Directive:
Count how many lines of the material hold "equipment". Respond with that number alone.

Given data:
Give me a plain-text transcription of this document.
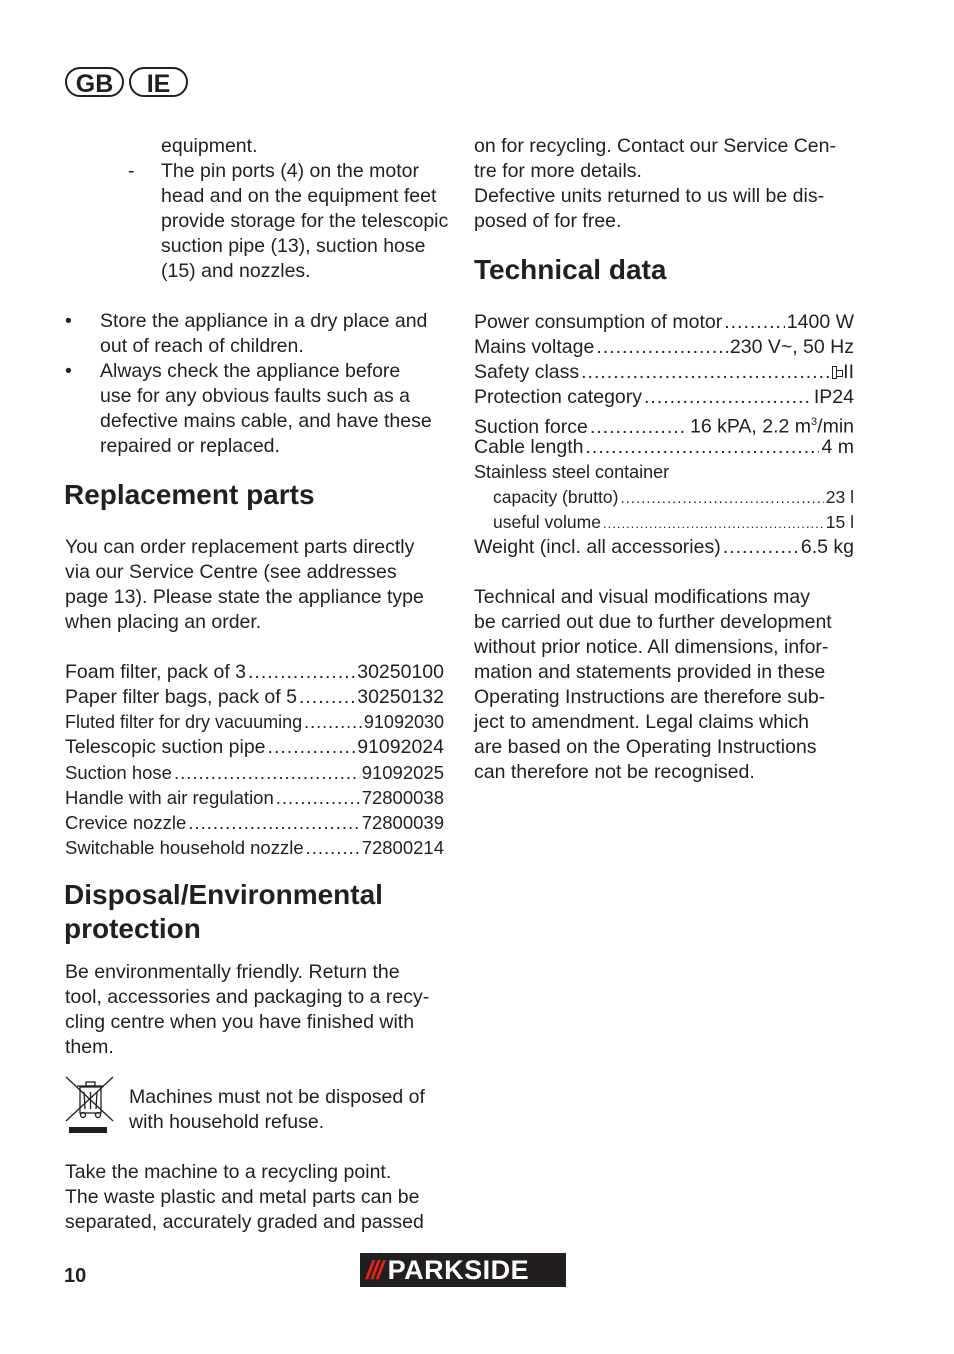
GB	IE
equipment.
- The pin ports (4) on the motor

head and on the equipment feet

provide storage for the telescopic

suction pipe (13), suction hose

(15) and nozzles.

• Store the appliance in a dry place and

out of reach of children.

• Always check the appliance before

use for any obvious faults such as a

defective mains cable, and have these

repaired or replaced.

Replacement parts

You can order replacement parts directly

via our Service Centre (see addresses

page 13). Please state the appliance type

when placing an order.

Foam filter, pack of 3 .....	30250100
Paper filter bags, pack of 5 .....	30250132
Fluted filter for dry vacuuming .....	91092030
Telescopic suction pipe .....	91092024
Suction hose .....	91092025
Handle with air regulation .....	72800038
Crevice nozzle .....	72800039
Switchable household nozzle .....	72800214
Disposal/Environmental
protection

Be environmentally friendly. Return the

tool, accessories and packaging to a recy-

cling centre when you have finished with

them.

Machines must not be disposed of

with household refuse.

Take the machine to a recycling point.

The waste plastic and metal parts can be

separated, accurately graded and passed

on for recycling. Contact our Service Cen-

tre for more details.

Defective units returned to us will be dis-

posed of for free.

Technical data
Power consumption of motor .....	1400 W
Mains voltage .....	230 V~, 50 Hz
Safety class .....	II
Protection category .....	IP24
Suction force .....	16 kPA, 2.2 $m^3/\min$
Cable length .....	4 m
Stainless steel container
capacity (brutto) .....	23 l
useful volume .....	15 l
Weight (incl. all accessories) .....	6.5 kg

Technical and visual modifications may

be carried out due to further development

without prior notice. All dimensions, infor-

mation and statements provided in these

Operating Instructions are therefore sub-

ject to amendment. Legal claims which

are based on the Operating Instructions

can therefore not be recognised.

10	/// PARKSIDE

In response:
2